Data entries

>>>

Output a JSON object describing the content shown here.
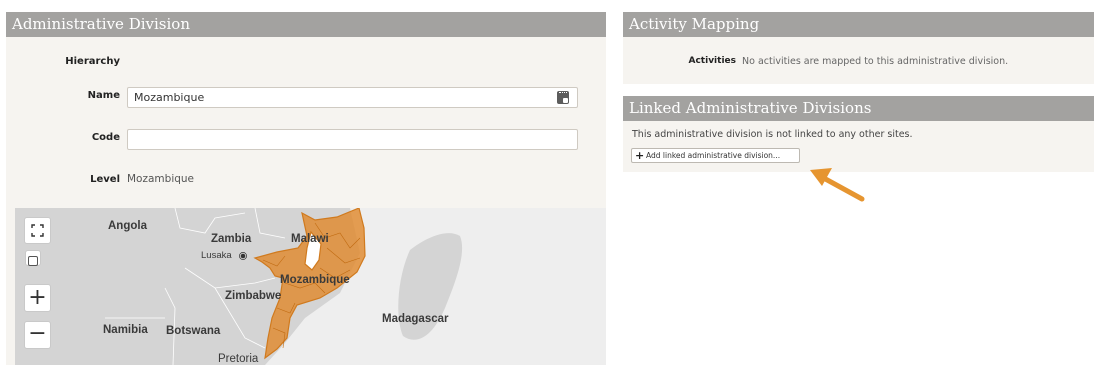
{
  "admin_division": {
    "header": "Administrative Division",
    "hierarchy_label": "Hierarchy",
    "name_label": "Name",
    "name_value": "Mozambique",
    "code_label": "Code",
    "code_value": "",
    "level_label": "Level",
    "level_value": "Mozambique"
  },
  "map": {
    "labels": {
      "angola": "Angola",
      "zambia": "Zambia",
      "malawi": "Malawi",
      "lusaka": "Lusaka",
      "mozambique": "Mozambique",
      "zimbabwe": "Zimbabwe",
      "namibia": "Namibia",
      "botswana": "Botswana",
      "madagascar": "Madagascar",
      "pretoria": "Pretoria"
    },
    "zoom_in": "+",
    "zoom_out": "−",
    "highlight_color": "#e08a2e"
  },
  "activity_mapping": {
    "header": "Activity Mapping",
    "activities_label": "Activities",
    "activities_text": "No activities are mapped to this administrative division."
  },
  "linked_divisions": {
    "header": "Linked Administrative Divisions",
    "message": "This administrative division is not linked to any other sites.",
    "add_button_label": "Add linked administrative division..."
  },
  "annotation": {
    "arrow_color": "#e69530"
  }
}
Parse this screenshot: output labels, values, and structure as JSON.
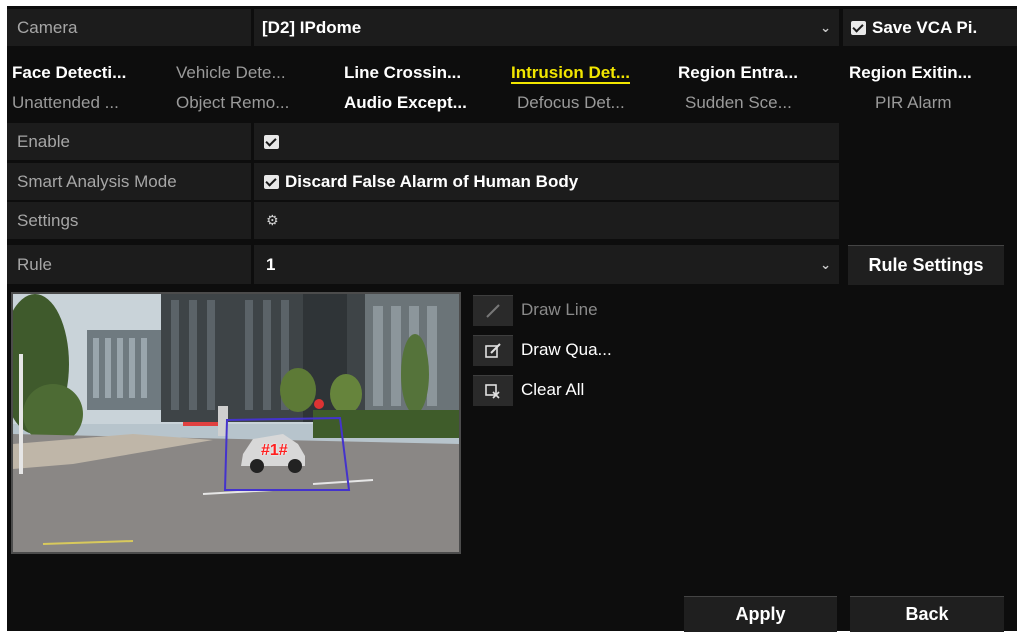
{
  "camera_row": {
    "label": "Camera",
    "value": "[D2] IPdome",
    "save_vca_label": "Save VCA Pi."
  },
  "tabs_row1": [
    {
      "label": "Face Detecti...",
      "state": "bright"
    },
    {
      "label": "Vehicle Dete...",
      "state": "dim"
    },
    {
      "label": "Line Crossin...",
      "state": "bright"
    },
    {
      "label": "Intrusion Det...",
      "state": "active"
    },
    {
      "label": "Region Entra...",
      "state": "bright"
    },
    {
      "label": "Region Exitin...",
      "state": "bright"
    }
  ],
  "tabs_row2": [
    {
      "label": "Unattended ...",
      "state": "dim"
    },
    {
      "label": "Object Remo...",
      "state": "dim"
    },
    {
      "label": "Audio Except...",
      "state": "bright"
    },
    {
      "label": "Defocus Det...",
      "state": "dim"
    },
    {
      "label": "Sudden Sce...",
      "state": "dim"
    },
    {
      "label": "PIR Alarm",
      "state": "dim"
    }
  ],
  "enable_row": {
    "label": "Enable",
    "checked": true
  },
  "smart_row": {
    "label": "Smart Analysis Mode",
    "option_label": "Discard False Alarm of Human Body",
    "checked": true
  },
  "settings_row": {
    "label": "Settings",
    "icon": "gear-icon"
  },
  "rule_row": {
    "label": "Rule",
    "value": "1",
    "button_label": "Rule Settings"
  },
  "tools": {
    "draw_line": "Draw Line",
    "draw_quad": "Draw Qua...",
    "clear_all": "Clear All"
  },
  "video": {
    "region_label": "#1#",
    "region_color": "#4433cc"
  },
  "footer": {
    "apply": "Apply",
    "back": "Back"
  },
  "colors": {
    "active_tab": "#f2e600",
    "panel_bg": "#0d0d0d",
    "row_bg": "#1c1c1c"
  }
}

<<<
>>>

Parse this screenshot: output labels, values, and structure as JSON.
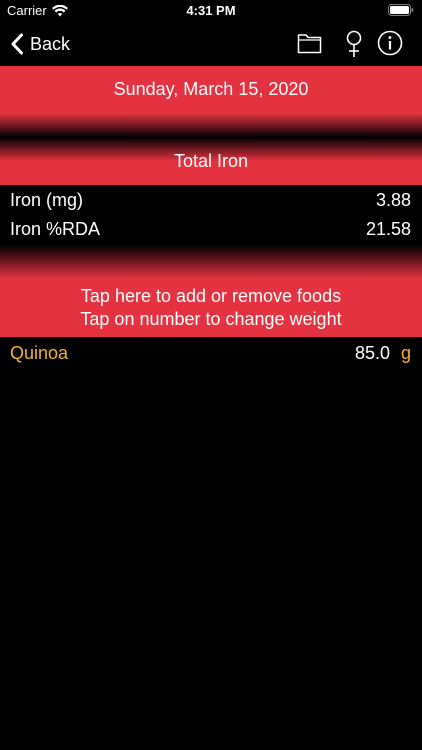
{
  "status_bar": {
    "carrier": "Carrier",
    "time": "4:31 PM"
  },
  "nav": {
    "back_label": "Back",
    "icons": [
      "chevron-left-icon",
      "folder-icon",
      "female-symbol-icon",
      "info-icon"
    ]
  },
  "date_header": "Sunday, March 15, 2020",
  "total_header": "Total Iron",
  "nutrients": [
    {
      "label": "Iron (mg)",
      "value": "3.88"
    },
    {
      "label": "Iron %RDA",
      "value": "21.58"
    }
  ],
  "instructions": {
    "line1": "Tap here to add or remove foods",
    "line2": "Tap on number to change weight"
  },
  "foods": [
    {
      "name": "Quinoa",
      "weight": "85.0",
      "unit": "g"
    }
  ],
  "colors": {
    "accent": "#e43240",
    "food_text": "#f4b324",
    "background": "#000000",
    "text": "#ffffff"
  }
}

<<<

Set task:
Locate the word "Alarm" in the records above, and return each line that has it.

Answer for this exercise:
      "label": "PIR Alarm",
    "option_label": "Discard False Alarm of Human Body",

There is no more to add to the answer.